#### Given data
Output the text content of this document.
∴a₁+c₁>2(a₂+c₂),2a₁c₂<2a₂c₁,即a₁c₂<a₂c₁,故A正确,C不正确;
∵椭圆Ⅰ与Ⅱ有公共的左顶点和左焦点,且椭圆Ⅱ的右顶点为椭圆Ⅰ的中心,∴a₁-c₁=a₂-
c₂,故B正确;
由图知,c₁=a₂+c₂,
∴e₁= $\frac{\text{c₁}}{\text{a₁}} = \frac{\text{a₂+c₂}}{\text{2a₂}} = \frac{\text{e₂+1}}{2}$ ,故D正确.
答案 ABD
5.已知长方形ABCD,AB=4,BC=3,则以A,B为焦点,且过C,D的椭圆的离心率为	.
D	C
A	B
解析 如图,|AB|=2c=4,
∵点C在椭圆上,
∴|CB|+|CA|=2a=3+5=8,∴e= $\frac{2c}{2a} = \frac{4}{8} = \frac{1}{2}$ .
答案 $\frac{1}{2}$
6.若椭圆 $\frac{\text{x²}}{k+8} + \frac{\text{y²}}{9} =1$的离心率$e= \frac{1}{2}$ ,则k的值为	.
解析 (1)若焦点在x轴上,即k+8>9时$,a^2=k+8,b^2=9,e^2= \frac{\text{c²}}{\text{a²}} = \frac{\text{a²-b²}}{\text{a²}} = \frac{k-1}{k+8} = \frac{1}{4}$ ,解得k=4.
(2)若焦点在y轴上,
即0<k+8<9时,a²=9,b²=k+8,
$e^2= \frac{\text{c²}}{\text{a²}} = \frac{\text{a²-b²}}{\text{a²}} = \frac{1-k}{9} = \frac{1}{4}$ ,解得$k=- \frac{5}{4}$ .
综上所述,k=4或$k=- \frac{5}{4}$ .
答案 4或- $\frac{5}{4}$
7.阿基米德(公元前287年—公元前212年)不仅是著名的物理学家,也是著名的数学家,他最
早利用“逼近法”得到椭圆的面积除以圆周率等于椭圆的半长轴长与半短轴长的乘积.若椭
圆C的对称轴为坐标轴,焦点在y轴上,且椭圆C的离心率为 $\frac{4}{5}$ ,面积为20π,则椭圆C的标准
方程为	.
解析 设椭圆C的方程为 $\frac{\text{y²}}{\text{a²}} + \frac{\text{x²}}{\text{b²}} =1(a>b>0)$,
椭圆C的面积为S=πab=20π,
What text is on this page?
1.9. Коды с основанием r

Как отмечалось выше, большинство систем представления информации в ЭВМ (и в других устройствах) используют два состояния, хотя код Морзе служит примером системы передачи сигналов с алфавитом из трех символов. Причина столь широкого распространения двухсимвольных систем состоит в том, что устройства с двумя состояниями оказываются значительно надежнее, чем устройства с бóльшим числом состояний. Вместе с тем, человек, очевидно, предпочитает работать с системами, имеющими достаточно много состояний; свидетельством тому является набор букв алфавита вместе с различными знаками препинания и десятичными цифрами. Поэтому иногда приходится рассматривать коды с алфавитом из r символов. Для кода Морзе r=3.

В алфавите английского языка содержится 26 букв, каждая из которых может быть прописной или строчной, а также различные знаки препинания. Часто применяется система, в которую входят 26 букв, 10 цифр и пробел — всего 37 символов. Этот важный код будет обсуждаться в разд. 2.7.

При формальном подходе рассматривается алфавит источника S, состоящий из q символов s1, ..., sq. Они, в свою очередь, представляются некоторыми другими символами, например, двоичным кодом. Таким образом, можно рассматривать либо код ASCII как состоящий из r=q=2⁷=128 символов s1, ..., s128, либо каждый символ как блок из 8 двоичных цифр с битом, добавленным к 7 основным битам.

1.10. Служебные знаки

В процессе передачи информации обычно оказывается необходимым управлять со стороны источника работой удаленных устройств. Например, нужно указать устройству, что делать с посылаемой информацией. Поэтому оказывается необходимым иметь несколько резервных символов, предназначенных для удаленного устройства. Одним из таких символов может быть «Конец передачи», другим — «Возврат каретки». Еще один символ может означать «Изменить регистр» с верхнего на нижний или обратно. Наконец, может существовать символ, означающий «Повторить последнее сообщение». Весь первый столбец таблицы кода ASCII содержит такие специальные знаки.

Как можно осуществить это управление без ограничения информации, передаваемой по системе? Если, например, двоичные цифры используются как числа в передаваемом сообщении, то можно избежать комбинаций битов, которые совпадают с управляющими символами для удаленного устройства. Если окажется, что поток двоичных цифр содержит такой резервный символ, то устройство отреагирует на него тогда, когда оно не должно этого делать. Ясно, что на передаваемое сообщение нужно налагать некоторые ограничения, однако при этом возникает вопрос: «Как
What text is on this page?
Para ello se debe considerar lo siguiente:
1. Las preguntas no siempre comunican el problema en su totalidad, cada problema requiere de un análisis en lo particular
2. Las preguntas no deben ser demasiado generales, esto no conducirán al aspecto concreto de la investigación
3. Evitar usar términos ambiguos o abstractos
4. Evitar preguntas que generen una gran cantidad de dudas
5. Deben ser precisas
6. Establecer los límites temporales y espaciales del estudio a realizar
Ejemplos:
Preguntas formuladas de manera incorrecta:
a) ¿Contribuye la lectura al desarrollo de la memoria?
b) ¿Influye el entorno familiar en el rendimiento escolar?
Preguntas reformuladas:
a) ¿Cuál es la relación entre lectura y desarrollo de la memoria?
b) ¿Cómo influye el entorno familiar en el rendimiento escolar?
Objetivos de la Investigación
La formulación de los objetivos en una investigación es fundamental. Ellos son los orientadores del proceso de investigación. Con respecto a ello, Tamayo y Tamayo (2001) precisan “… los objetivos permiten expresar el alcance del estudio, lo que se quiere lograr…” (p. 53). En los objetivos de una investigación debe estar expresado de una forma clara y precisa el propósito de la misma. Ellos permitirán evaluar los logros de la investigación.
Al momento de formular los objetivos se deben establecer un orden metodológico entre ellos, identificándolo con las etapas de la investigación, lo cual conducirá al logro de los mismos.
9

#### Brief
Word for word, restate all of the data shown above.

#### Task output
Output the text content of this document.
∴a₁+c₁>2(a₂+c₂),2a₁c₂<2a₂c₁,即a₁c₂<a₂c₁,故A正确,C不正确;
∵椭圆Ⅰ与Ⅱ有公共的左顶点和左焦点,且椭圆Ⅱ的右顶点为椭圆Ⅰ的中心,∴a₁-c₁=a₂-
c₂,故B正确;
由图知,c₁=a₂+c₂,
∴e₁= $\frac{\text{c₁}}{\text{a₁}} = \frac{\text{a₂+c₂}}{\text{2a₂}} = \frac{\text{e₂+1}}{2}$ ,故D正确.
答案 ABD
5.已知长方形ABCD,AB=4,BC=3,则以A,B为焦点,且过C,D的椭圆的离心率为	.
D	C
A	B
解析 如图,|AB|=2c=4,
∵点C在椭圆上,
∴|CB|+|CA|=2a=3+5=8,∴e= $\frac{2c}{2a} = \frac{4}{8} = \frac{1}{2}$ .
答案 $\frac{1}{2}$
6.若椭圆 $\frac{\text{x²}}{k+8} + \frac{\text{y²}}{9} =1$的离心率$e= \frac{1}{2}$ ,则k的值为	.
解析 (1)若焦点在x轴上,即k+8>9时$,a^2=k+8,b^2=9,e^2= \frac{\text{c²}}{\text{a²}} = \frac{\text{a²-b²}}{\text{a²}} = \frac{k-1}{k+8} = \frac{1}{4}$ ,解得k=4.
(2)若焦点在y轴上,
即0<k+8<9时,a²=9,b²=k+8,
$e^2= \frac{\text{c²}}{\text{a²}} = \frac{\text{a²-b²}}{\text{a²}} = \frac{1-k}{9} = \frac{1}{4}$ ,解得$k=- \frac{5}{4}$ .
综上所述,k=4或$k=- \frac{5}{4}$ .
答案 4或- $\frac{5}{4}$
7.阿基米德(公元前287年—公元前212年)不仅是著名的物理学家,也是著名的数学家,他最
早利用“逼近法”得到椭圆的面积除以圆周率等于椭圆的半长轴长与半短轴长的乘积.若椭
圆C的对称轴为坐标轴,焦点在y轴上,且椭圆C的离心率为 $\frac{4}{5}$ ,面积为20π,则椭圆C的标准
方程为	.
解析 设椭圆C的方程为 $\frac{\text{y²}}{\text{a²}} + \frac{\text{x²}}{\text{b²}} =1(a>b>0)$,
椭圆C的面积为S=πab=20π,
What text is on this page?
1.9. Коды с основанием r

Как отмечалось выше, большинство систем представления информации в ЭВМ (и в других устройствах) используют два состояния, хотя код Морзе служит примером системы передачи сигналов с алфавитом из трех символов. Причина столь широкого распространения двухсимвольных систем состоит в том, что устройства с двумя состояниями оказываются значительно надежнее, чем устройства с бóльшим числом состояний. Вместе с тем, человек, очевидно, предпочитает работать с системами, имеющими достаточно много состояний; свидетельством тому является набор букв алфавита вместе с различными знаками препинания и десятичными цифрами. Поэтому иногда приходится рассматривать коды с алфавитом из r символов. Для кода Морзе r=3.

В алфавите английского языка содержится 26 букв, каждая из которых может быть прописной или строчной, а также различные знаки препинания. Часто применяется система, в которую входят 26 букв, 10 цифр и пробел — всего 37 символов. Этот важный код будет обсуждаться в разд. 2.7.

При формальном подходе рассматривается алфавит источника S, состоящий из q символов s1, ..., sq. Они, в свою очередь, представляются некоторыми другими символами, например, двоичным кодом. Таким образом, можно рассматривать либо код ASCII как состоящий из r=q=2⁷=128 символов s1, ..., s128, либо каждый символ как блок из 8 двоичных цифр с битом, добавленным к 7 основным битам.

1.10. Служебные знаки

В процессе передачи информации обычно оказывается необходимым управлять со стороны источника работой удаленных устройств. Например, нужно указать устройству, что делать с посылаемой информацией. Поэтому оказывается необходимым иметь несколько резервных символов, предназначенных для удаленного устройства. Одним из таких символов может быть «Конец передачи», другим — «Возврат каретки». Еще один символ может означать «Изменить регистр» с верхнего на нижний или обратно. Наконец, может существовать символ, означающий «Повторить последнее сообщение». Весь первый столбец таблицы кода ASCII содержит такие специальные знаки.

Как можно осуществить это управление без ограничения информации, передаваемой по системе? Если, например, двоичные цифры используются как числа в передаваемом сообщении, то можно избежать комбинаций битов, которые совпадают с управляющими символами для удаленного устройства. Если окажется, что поток двоичных цифр содержит такой резервный символ, то устройство отреагирует на него тогда, когда оно не должно этого делать. Ясно, что на передаваемое сообщение нужно налагать некоторые ограничения, однако при этом возникает вопрос: «Как
What text is on this page?
Para ello se debe considerar lo siguiente:
1. Las preguntas no siempre comunican el problema en su totalidad, cada problema requiere de un análisis en lo particular
2. Las preguntas no deben ser demasiado generales, esto no conducirán al aspecto concreto de la investigación
3. Evitar usar términos ambiguos o abstractos
4. Evitar preguntas que generen una gran cantidad de dudas
5. Deben ser precisas
6. Establecer los límites temporales y espaciales del estudio a realizar
Ejemplos:
Preguntas formuladas de manera incorrecta:
a) ¿Contribuye la lectura al desarrollo de la memoria?
b) ¿Influye el entorno familiar en el rendimiento escolar?
Preguntas reformuladas:
a) ¿Cuál es la relación entre lectura y desarrollo de la memoria?
b) ¿Cómo influye el entorno familiar en el rendimiento escolar?
Objetivos de la Investigación
La formulación de los objetivos en una investigación es fundamental. Ellos son los orientadores del proceso de investigación. Con respecto a ello, Tamayo y Tamayo (2001) precisan “… los objetivos permiten expresar el alcance del estudio, lo que se quiere lograr…” (p. 53). En los objetivos de una investigación debe estar expresado de una forma clara y precisa el propósito de la misma. Ellos permitirán evaluar los logros de la investigación.
Al momento de formular los objetivos se deben establecer un orden metodológico entre ellos, identificándolo con las etapas de la investigación, lo cual conducirá al logro de los mismos.
9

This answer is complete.